Labor Officials Turn to Courts to Stem Violations

Attempts to stop or even curtail the ongoing, flagrant violations of federal labor codes by L.A. garment makers are proving largely futile, and labor officials are openly conceding that they have no effective strategies for dealing with the situation.

Despite years of efforts to combat unpaid overtime, low wages and unsafe working environments, such conditions remain widespread in the region's massive and extremely competitive garment industry. Regulators say they are relatively helpless to stop the labor-law violators because they are woefully outnumbered. Meanwhile, activists can help only a handful of workers at a time, as manufacturers, contractors and others assert that retailers are to blame for forcing shops to severely cut corners in order to stay in business.

"While we may have, in any one day, at least one or two investigators out there...there are 5,000 shops producing goods," said Gerald Hall, deputy administrator of the western region of the Labor Department's Wage and Hour Division.

A recent U.S. Department of Labor survey taken among a sampling of garment shops in the area showed that compliance with the Fair Labor Standards Act had dropped to one in three shops.

Hoping to toughen penalties for violators, the department is starting to shift its focus from the shops to the courts.

"It is my goal this year to have our office come up with some contempt citations," Hall said.

The plan is to make greater use of the "hot goods" provision of the Fair Labor Act that makes it illegal to ship goods made by shops that violate federal labor laws. However, the department won less than a handful of judgments against noncompliant contractors last year under that provision. That was a record, according to Hall.

Pursuing the "hot goods" provision won't do much good, said Edna Bonacich, co-author of "Behind the Label: Inequality in the Los Angeles Apparel Industry."

"Firms learned that the Department of Labor wasn't

really going to follow up," Bonacich said. "They just didn't have the people to do it."

Monitoring process fails

Labor officials openly concede that monitoring, the primary method used in seeking compliance, produced "quite low" results and acknowledge that there's a dire need for "new and more effective enforcement tools."

While the Labor Department's survey results indicate that 70 percent of L.A.-area garment shops were "monitored," the extent of monitoring is not nearly as thorough as that 70 percent figure might suggest. A shop is considered "monitored" if a labor official has checked even one of the seven criteria used to determine compliance.

"I don't believe that monitoring just using one of the (seven) elements is going to do much of anything to be real honest," conceded Hall of the Labor Department. "To me, that's not monitoring."

But there just aren't enough labor officials to accomplish much more. The Labor Department and California Department of Industrial Relations together have only about 80 investigators in the area to oversee the garment business and other industries.

Able to get to only a small number of the garment shops in the L.A. area, investigators rely on the element of surprise. But Hall admits that even the threat of unexpected inspections has done little to get employers in the industry to comply with labor laws.

"We're really pretty tired of having the same people violate that law over and over again," he said.

Even when inspectors do make it to a shop, getting a true picture of its working conditions is difficult.

Employers' documents are often inaccurate, and information must be corroborated by workers, many of whom are illegal immigrants and scared to talk to government officials, Hall said.

Tracking repeat offenders is also a challenge because garment shops can easily shut down and move, officials said.

************

» Challenge 1
In the article on garment-industry labor violations, how many investigators do the Labor Department and the California Department of Industrial Relations together have in the area?
» Challenge 2
From the garment-industry article, write out the passage starting with "really going to" and going on through "to determine compliance.".

» Element and region data
************

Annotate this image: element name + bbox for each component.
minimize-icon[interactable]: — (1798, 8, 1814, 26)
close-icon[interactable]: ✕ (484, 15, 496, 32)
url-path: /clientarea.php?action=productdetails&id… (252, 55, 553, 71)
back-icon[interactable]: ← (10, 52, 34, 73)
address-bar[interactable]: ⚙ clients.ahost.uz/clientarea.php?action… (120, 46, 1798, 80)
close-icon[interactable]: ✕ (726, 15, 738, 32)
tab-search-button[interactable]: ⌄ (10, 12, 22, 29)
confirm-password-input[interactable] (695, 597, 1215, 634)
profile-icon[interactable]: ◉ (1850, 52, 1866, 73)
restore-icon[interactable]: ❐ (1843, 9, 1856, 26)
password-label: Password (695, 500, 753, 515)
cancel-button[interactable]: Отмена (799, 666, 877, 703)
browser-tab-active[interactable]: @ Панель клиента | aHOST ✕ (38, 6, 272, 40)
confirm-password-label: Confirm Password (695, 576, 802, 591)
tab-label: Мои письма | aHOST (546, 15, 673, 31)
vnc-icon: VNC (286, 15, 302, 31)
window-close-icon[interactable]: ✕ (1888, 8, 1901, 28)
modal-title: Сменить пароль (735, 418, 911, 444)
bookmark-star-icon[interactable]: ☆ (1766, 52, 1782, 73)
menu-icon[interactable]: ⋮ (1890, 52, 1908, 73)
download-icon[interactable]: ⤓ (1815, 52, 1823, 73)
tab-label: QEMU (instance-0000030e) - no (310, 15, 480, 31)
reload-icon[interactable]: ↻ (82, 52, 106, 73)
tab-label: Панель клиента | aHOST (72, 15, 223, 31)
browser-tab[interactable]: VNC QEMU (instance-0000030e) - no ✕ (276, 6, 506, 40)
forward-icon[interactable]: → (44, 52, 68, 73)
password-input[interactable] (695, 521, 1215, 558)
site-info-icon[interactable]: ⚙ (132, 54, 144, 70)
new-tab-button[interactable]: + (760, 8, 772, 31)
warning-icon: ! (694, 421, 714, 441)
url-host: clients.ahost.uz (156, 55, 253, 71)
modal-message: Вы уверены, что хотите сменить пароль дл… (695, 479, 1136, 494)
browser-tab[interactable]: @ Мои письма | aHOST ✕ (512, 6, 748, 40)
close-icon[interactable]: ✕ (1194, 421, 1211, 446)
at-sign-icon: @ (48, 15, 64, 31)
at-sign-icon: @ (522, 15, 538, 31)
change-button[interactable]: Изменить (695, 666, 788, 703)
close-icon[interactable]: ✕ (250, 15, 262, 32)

************

» Written response 1
About 80 investigators.

» Written response 2
really going to follow up," Bonacich said. "They just didn't have the people to do it."

Monitoring process fails

Labor officials openly concede that monitoring, the primary method used in seeking compliance, produced "quite low" results and acknowledge that there's a dire need for "new and more effective enforcement tools."

While the Labor Department's survey results indicate that 70 percent of L.A.-area garment shops were "monitored," the extent of monitoring is not nearly as thorough as that 70 percent figure might suggest. A shop is considered "monitored" if a labor official has checked even one of the seven criteria used to determine compliance.